** Begin **

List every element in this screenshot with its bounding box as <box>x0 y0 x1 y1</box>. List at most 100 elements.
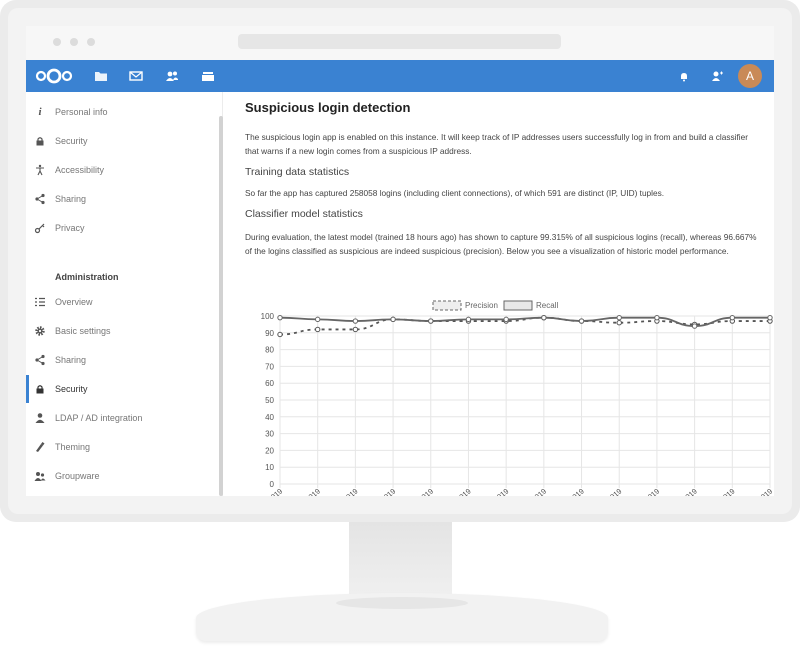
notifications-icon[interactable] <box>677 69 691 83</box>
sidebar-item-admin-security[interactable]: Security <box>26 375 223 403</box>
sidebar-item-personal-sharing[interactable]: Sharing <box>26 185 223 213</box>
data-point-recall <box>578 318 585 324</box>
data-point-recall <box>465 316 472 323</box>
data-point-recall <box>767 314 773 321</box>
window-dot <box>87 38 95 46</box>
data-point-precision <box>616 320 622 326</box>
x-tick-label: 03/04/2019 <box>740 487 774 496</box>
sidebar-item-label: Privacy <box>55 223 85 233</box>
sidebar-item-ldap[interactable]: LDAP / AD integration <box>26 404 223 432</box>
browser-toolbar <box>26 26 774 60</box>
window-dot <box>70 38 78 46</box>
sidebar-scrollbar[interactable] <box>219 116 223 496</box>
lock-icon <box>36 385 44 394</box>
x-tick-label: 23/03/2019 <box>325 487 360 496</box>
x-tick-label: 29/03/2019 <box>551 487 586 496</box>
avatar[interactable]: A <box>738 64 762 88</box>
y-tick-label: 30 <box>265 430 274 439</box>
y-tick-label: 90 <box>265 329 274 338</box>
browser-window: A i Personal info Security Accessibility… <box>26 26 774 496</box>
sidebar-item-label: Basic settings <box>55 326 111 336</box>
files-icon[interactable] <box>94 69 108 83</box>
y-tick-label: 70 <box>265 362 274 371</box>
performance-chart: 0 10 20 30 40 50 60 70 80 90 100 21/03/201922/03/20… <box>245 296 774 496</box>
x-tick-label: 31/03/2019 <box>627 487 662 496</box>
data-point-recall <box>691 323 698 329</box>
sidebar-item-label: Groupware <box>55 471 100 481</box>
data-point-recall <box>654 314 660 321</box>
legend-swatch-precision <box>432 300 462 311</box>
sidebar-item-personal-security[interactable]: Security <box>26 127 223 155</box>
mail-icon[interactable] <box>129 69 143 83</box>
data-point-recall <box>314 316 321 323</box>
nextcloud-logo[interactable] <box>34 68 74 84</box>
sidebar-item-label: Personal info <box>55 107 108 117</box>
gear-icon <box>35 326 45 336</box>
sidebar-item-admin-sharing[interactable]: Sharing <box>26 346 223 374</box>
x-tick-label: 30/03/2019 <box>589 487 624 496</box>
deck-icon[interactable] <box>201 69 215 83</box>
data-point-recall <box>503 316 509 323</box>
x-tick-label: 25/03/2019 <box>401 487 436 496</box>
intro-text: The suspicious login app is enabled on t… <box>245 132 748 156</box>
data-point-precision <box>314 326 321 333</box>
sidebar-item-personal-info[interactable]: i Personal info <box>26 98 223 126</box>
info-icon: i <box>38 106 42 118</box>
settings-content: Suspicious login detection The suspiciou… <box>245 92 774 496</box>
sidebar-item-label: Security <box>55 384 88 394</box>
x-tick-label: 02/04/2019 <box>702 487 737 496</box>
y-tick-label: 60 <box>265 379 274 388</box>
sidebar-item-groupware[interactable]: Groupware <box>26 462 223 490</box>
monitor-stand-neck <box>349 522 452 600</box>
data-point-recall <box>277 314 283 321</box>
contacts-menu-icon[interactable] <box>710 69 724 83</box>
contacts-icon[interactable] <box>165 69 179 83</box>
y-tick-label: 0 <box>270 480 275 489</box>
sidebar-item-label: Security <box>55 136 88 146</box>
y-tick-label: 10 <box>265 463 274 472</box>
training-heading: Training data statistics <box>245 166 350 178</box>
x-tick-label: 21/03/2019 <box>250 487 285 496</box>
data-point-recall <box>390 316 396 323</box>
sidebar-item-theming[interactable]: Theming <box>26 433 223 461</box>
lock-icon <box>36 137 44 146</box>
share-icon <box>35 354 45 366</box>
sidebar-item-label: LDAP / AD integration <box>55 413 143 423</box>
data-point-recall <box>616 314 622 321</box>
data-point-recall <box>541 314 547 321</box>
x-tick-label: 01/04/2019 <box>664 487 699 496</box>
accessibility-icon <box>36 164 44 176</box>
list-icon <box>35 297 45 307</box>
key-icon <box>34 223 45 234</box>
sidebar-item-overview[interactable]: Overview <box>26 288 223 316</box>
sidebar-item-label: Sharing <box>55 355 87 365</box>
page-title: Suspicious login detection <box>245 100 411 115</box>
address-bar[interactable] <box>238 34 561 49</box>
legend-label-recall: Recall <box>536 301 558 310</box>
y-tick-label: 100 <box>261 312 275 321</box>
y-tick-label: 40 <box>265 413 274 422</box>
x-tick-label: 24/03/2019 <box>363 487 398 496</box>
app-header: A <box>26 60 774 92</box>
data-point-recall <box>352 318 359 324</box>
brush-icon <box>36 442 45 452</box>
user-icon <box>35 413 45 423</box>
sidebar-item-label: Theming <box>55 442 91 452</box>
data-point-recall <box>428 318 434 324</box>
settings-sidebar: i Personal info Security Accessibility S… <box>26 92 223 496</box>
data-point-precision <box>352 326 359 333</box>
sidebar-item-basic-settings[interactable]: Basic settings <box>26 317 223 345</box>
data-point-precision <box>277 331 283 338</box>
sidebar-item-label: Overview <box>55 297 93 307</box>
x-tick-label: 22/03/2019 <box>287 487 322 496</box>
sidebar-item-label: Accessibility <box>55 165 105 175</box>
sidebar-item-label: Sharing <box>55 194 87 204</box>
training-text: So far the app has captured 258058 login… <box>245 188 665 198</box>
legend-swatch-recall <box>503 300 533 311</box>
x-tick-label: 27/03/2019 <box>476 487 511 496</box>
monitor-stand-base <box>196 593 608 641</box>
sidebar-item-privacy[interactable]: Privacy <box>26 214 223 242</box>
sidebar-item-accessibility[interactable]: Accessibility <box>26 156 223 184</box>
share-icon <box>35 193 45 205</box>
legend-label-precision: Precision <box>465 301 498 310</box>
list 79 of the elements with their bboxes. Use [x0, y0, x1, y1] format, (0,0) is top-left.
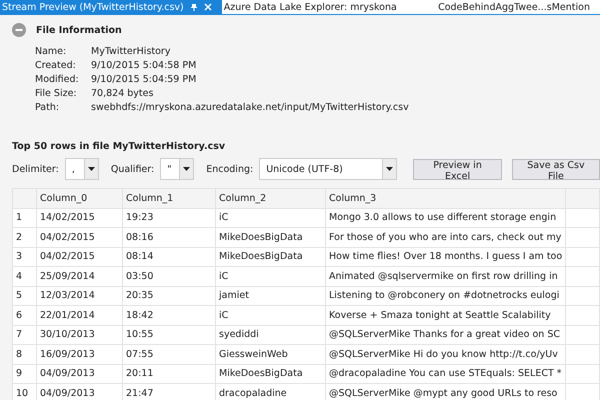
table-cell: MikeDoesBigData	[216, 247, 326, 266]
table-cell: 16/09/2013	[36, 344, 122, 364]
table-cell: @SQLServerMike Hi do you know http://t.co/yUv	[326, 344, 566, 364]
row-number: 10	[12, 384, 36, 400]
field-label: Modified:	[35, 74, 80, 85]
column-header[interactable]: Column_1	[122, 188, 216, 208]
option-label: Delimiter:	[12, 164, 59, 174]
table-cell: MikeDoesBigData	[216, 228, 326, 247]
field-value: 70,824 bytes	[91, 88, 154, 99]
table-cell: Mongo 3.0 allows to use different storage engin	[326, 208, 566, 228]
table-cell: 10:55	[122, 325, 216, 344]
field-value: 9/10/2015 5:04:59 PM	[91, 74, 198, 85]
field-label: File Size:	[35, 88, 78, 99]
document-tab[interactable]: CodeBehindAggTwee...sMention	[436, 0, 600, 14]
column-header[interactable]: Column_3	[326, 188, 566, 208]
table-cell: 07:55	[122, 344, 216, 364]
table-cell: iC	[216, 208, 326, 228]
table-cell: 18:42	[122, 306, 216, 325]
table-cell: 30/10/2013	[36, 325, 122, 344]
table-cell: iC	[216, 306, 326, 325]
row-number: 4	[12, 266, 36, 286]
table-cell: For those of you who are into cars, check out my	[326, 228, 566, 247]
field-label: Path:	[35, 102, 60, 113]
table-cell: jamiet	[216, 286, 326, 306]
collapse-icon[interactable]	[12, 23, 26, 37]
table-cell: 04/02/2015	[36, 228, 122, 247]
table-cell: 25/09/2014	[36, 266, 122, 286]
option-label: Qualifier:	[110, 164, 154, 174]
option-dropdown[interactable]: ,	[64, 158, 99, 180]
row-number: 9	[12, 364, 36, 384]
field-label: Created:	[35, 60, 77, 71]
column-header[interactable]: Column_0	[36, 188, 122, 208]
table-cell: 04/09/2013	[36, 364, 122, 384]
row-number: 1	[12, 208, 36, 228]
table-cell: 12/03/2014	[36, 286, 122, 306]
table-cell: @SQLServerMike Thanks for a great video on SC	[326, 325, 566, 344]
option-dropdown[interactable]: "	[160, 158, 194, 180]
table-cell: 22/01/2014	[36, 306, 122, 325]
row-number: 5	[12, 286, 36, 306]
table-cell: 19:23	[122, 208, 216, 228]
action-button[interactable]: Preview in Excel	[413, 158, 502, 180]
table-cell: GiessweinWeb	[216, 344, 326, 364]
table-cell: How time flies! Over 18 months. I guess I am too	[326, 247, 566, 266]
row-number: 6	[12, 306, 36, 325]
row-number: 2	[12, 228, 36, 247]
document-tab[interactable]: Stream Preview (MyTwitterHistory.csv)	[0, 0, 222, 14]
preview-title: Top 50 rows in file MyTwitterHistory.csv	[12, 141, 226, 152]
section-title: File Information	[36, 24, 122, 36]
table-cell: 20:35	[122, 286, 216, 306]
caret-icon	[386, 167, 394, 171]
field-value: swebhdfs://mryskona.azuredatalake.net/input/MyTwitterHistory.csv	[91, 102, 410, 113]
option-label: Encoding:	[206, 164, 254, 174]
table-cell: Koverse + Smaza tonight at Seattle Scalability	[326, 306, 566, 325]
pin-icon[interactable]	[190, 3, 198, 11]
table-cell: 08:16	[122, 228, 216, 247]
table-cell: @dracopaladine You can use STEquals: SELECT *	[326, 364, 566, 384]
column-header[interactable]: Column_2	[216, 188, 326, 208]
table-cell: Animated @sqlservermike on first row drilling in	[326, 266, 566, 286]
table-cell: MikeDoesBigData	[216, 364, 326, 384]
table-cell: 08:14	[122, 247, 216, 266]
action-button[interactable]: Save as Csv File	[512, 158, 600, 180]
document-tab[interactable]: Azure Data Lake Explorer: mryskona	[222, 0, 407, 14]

** End **

• _Goal_:
Recast the listing as a numbered list, from the line with "notifications-icon[interactable] <box>677 69" up to and including the line with "avatar[interactable]: A <box>738", leaving out any blank lines.

• _Solution for this problem_:
1. notifications-icon[interactable] <box>677 69 691 83</box>
2. sidebar-item-admin-security[interactable]: Security <box>26 375 223 403</box>
3. sidebar-item-personal-sharing[interactable]: Sharing <box>26 185 223 213</box>
4. data-point-recall <box>578 318 585 324</box>
5. data-point-recall <box>465 316 472 323</box>
6. data-point-recall <box>767 314 773 321</box>
7. window-dot <box>87 38 95 46</box>
8. data-point-precision <box>616 320 622 326</box>
9. x-tick-label: 03/04/2019 <box>740 487 774 496</box>
10. sidebar-item-label: Privacy <box>55 223 85 233</box>
11. sidebar-item-ldap[interactable]: LDAP / AD integration <box>26 404 223 432</box>
12. browser-toolbar <box>26 26 774 60</box>
13. window-dot <box>70 38 78 46</box>
14. sidebar-scrollbar[interactable] <box>219 116 223 496</box>
15. lock-icon <box>36 385 44 394</box>
16. x-tick-label: 23/03/2019 <box>325 487 360 496</box>
17. x-tick-label: 29/03/2019 <box>551 487 586 496</box>
18. avatar[interactable]: A <box>738 64 762 88</box>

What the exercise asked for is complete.